## START Data for processing

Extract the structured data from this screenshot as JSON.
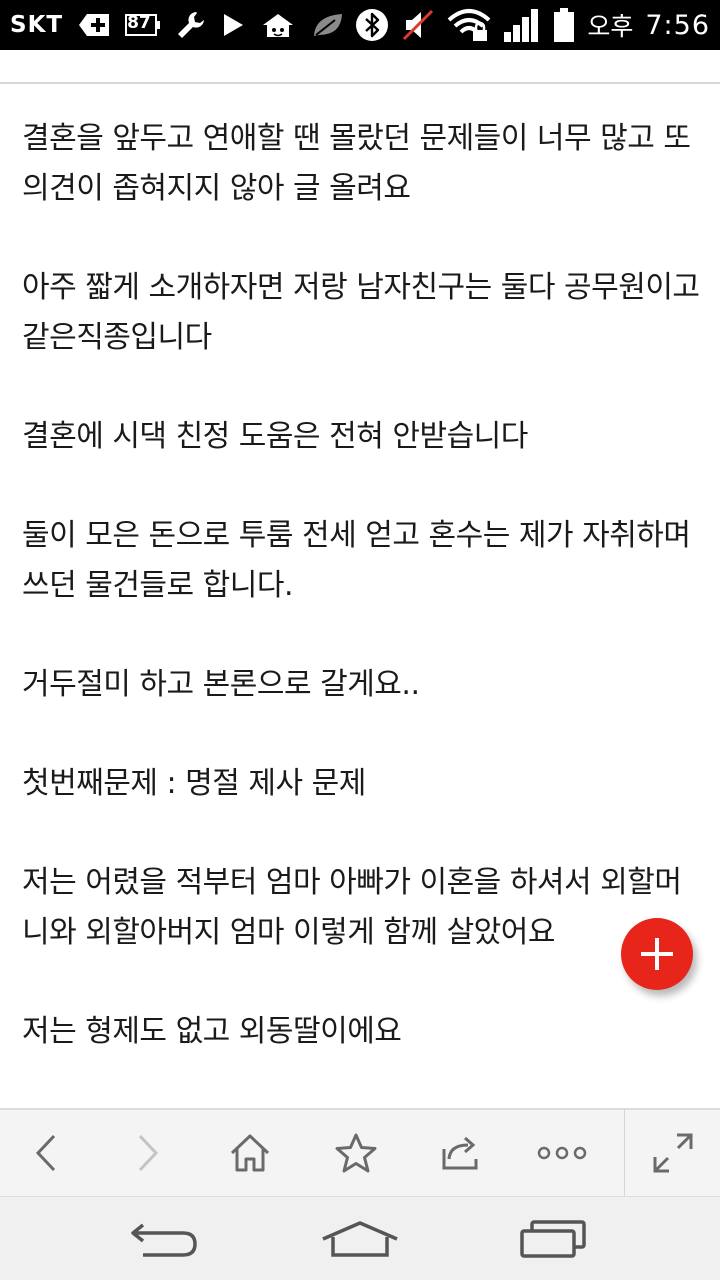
{
  "status_bar": {
    "carrier": "SKT",
    "battery_level": "87",
    "ampm": "오후",
    "time": "7:56",
    "icons": [
      "plus-box-icon",
      "battery-87-icon",
      "wrench-icon",
      "play-icon",
      "home-app-icon",
      "leaf-icon",
      "bluetooth-icon",
      "mute-icon",
      "wifi-lock-icon",
      "signal-icon",
      "battery-icon"
    ]
  },
  "article": {
    "paragraphs": [
      "결혼을 앞두고 연애할 땐 몰랐던 문제들이 너무 많고 또 의견이 좁혀지지 않아 글 올려요",
      "아주 짧게 소개하자면 저랑 남자친구는 둘다 공무원이고 같은직종입니다",
      "결혼에 시댁 친정 도움은 전혀 안받습니다",
      "둘이 모은 돈으로 투룸 전세 얻고 혼수는 제가 자취하며 쓰던 물건들로 합니다.",
      "거두절미 하고 본론으로 갈게요..",
      "첫번째문제 : 명절 제사 문제",
      "저는 어렸을 적부터 엄마 아빠가 이혼을 하셔서 외할머니와 외할아버지 엄마 이렇게 함께 살았어요",
      "저는 형제도 없고 외동딸이에요"
    ]
  },
  "fab": {
    "icon": "plus-icon",
    "color": "#e8251b"
  },
  "browser_toolbar": {
    "buttons": [
      "back-icon",
      "forward-icon",
      "home-icon",
      "bookmark-star-icon",
      "share-icon",
      "more-icon",
      "fullscreen-icon"
    ]
  },
  "nav_bar": {
    "buttons": [
      "nav-back-icon",
      "nav-home-icon",
      "nav-recents-icon"
    ]
  }
}
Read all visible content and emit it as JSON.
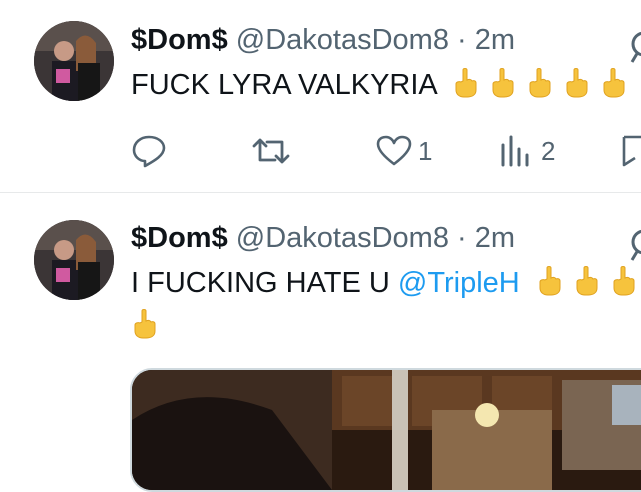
{
  "tweets": [
    {
      "display_name": "$Dom$",
      "handle": "@DakotasDom8",
      "separator": "·",
      "time": "2m",
      "text": "FUCK LYRA VALKYRIA",
      "emoji_count": 5,
      "stats": {
        "reply": "",
        "retweet": "",
        "like": "1",
        "views": "2"
      }
    },
    {
      "display_name": "$Dom$",
      "handle": "@DakotasDom8",
      "separator": "·",
      "time": "2m",
      "text": "I FUCKING HATE U ",
      "mention": "@TripleH",
      "emoji_count": 4,
      "has_media": true
    }
  ],
  "colors": {
    "text": "#0f1419",
    "secondary": "#536471",
    "link": "#1d9bf0",
    "divider": "#e7e9ea"
  },
  "icons": [
    "reply-icon",
    "retweet-icon",
    "like-icon",
    "views-icon",
    "bookmark-icon",
    "grok-icon",
    "middle-finger-emoji"
  ]
}
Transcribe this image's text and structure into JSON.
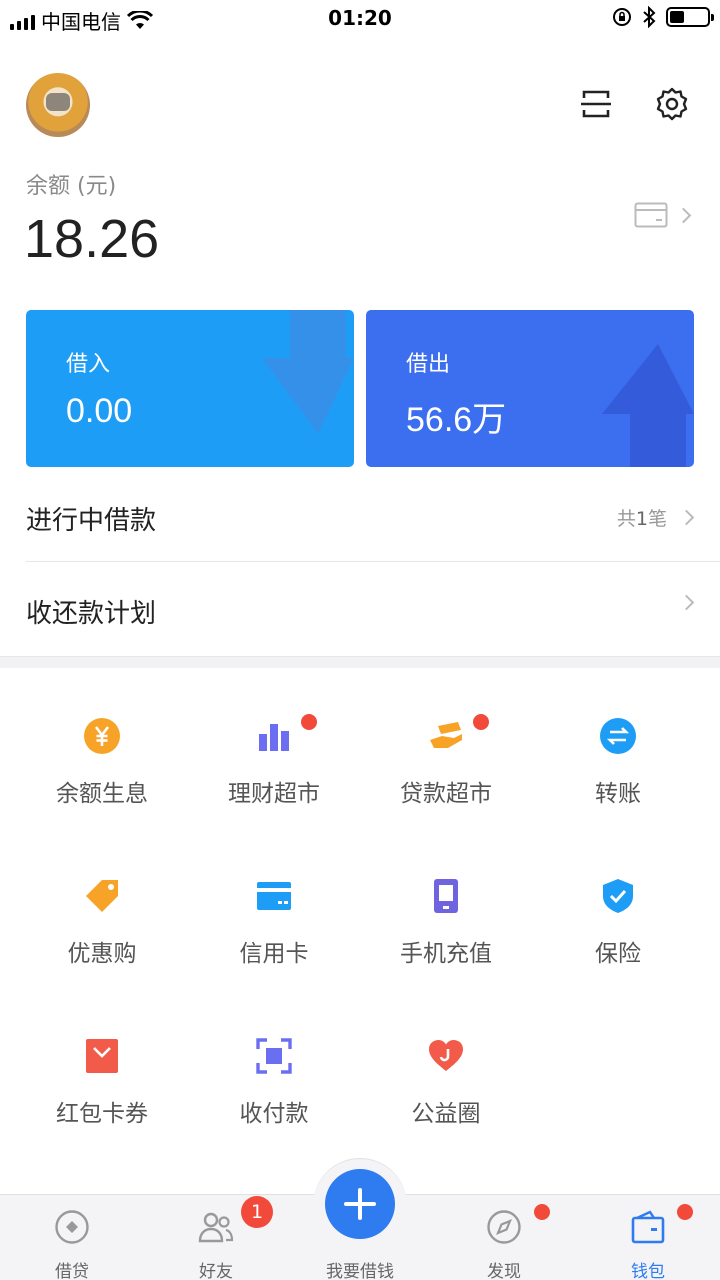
{
  "status_bar": {
    "carrier": "中国电信",
    "time": "01:20"
  },
  "header": {
    "scan_icon": "scan-icon",
    "settings_icon": "gear-icon"
  },
  "balance": {
    "label": "余额 (元)",
    "value": "18.26"
  },
  "cards": {
    "borrow_in": {
      "title": "借入",
      "value": "0.00"
    },
    "lend_out": {
      "title": "借出",
      "value": "56.6万"
    }
  },
  "rows": {
    "ongoing": {
      "label": "进行中借款",
      "prefix": "共",
      "count": "1",
      "suffix": "笔"
    },
    "plan": {
      "label": "收还款计划"
    }
  },
  "grid": [
    {
      "label": "余额生息",
      "icon": "yuan-coin-icon",
      "color": "#f7a328"
    },
    {
      "label": "理财超市",
      "icon": "bar-chart-icon",
      "color": "#6b6ef0",
      "dot": true
    },
    {
      "label": "贷款超市",
      "icon": "loan-hand-icon",
      "color": "#f7a328",
      "dot": true
    },
    {
      "label": "转账",
      "icon": "transfer-icon",
      "color": "#1e9df7"
    },
    {
      "label": "优惠购",
      "icon": "price-tag-icon",
      "color": "#f7a328"
    },
    {
      "label": "信用卡",
      "icon": "credit-card-icon",
      "color": "#1e9df7"
    },
    {
      "label": "手机充值",
      "icon": "phone-icon",
      "color": "#7063e0"
    },
    {
      "label": "保险",
      "icon": "shield-icon",
      "color": "#1e9df7"
    },
    {
      "label": "红包卡券",
      "icon": "red-envelope-icon",
      "color": "#f25a4a"
    },
    {
      "label": "收付款",
      "icon": "scan-frame-icon",
      "color": "#6b6ef0"
    },
    {
      "label": "公益圈",
      "icon": "heart-icon",
      "color": "#f25a4a"
    }
  ],
  "tabbar": {
    "loan": "借贷",
    "friends": "好友",
    "friends_badge": "1",
    "borrow": "我要借钱",
    "discover": "发现",
    "wallet": "钱包",
    "active_color": "#2f7bf0"
  }
}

## END Data for processing

→ What is asked:
Print the complete listing exactly, apart from any pictures.

→ Solution for this problem:
Extract the structured data from this screenshot as JSON.
{
  "status_bar": {
    "carrier": "SKT",
    "battery_level": "87",
    "ampm": "오후",
    "time": "7:56",
    "icons": [
      "plus-box-icon",
      "battery-87-icon",
      "wrench-icon",
      "play-icon",
      "home-app-icon",
      "leaf-icon",
      "bluetooth-icon",
      "mute-icon",
      "wifi-lock-icon",
      "signal-icon",
      "battery-icon"
    ]
  },
  "article": {
    "paragraphs": [
      "결혼을 앞두고 연애할 땐 몰랐던 문제들이 너무 많고 또 의견이 좁혀지지 않아 글 올려요",
      "아주 짧게 소개하자면 저랑 남자친구는 둘다 공무원이고 같은직종입니다",
      "결혼에 시댁 친정 도움은 전혀 안받습니다",
      "둘이 모은 돈으로 투룸 전세 얻고 혼수는 제가 자취하며 쓰던 물건들로 합니다.",
      "거두절미 하고 본론으로 갈게요..",
      "첫번째문제 : 명절 제사 문제",
      "저는 어렸을 적부터 엄마 아빠가 이혼을 하셔서 외할머니와 외할아버지 엄마 이렇게 함께 살았어요",
      "저는 형제도 없고 외동딸이에요"
    ]
  },
  "fab": {
    "icon": "plus-icon",
    "color": "#e8251b"
  },
  "browser_toolbar": {
    "buttons": [
      "back-icon",
      "forward-icon",
      "home-icon",
      "bookmark-star-icon",
      "share-icon",
      "more-icon",
      "fullscreen-icon"
    ]
  },
  "nav_bar": {
    "buttons": [
      "nav-back-icon",
      "nav-home-icon",
      "nav-recents-icon"
    ]
  }
}
Read all visible content and emit it as JSON.
{
  "tweets": [
    {
      "display_name": "$Dom$",
      "handle": "@DakotasDom8",
      "separator": "·",
      "time": "2m",
      "text": "FUCK LYRA VALKYRIA",
      "emoji_count": 5,
      "stats": {
        "reply": "",
        "retweet": "",
        "like": "1",
        "views": "2"
      }
    },
    {
      "display_name": "$Dom$",
      "handle": "@DakotasDom8",
      "separator": "·",
      "time": "2m",
      "text": "I FUCKING HATE U ",
      "mention": "@TripleH",
      "emoji_count": 4,
      "has_media": true
    }
  ],
  "colors": {
    "text": "#0f1419",
    "secondary": "#536471",
    "link": "#1d9bf0",
    "divider": "#e7e9ea"
  },
  "icons": [
    "reply-icon",
    "retweet-icon",
    "like-icon",
    "views-icon",
    "bookmark-icon",
    "grok-icon",
    "middle-finger-emoji"
  ]
}
Transcribe this image's text and structure into JSON.
{
  "status_bar": {
    "carrier": "中国电信",
    "time": "01:20"
  },
  "header": {
    "scan_icon": "scan-icon",
    "settings_icon": "gear-icon"
  },
  "balance": {
    "label": "余额 (元)",
    "value": "18.26"
  },
  "cards": {
    "borrow_in": {
      "title": "借入",
      "value": "0.00"
    },
    "lend_out": {
      "title": "借出",
      "value": "56.6万"
    }
  },
  "rows": {
    "ongoing": {
      "label": "进行中借款",
      "prefix": "共",
      "count": "1",
      "suffix": "笔"
    },
    "plan": {
      "label": "收还款计划"
    }
  },
  "grid": [
    {
      "label": "余额生息",
      "icon": "yuan-coin-icon",
      "color": "#f7a328"
    },
    {
      "label": "理财超市",
      "icon": "bar-chart-icon",
      "color": "#6b6ef0",
      "dot": true
    },
    {
      "label": "贷款超市",
      "icon": "loan-hand-icon",
      "color": "#f7a328",
      "dot": true
    },
    {
      "label": "转账",
      "icon": "transfer-icon",
      "color": "#1e9df7"
    },
    {
      "label": "优惠购",
      "icon": "price-tag-icon",
      "color": "#f7a328"
    },
    {
      "label": "信用卡",
      "icon": "credit-card-icon",
      "color": "#1e9df7"
    },
    {
      "label": "手机充值",
      "icon": "phone-icon",
      "color": "#7063e0"
    },
    {
      "label": "保险",
      "icon": "shield-icon",
      "color": "#1e9df7"
    },
    {
      "label": "红包卡券",
      "icon": "red-envelope-icon",
      "color": "#f25a4a"
    },
    {
      "label": "收付款",
      "icon": "scan-frame-icon",
      "color": "#6b6ef0"
    },
    {
      "label": "公益圈",
      "icon": "heart-icon",
      "color": "#f25a4a"
    }
  ],
  "tabbar": {
    "loan": "借贷",
    "friends": "好友",
    "friends_badge": "1",
    "borrow": "我要借钱",
    "discover": "发现",
    "wallet": "钱包",
    "active_color": "#2f7bf0"
  }
}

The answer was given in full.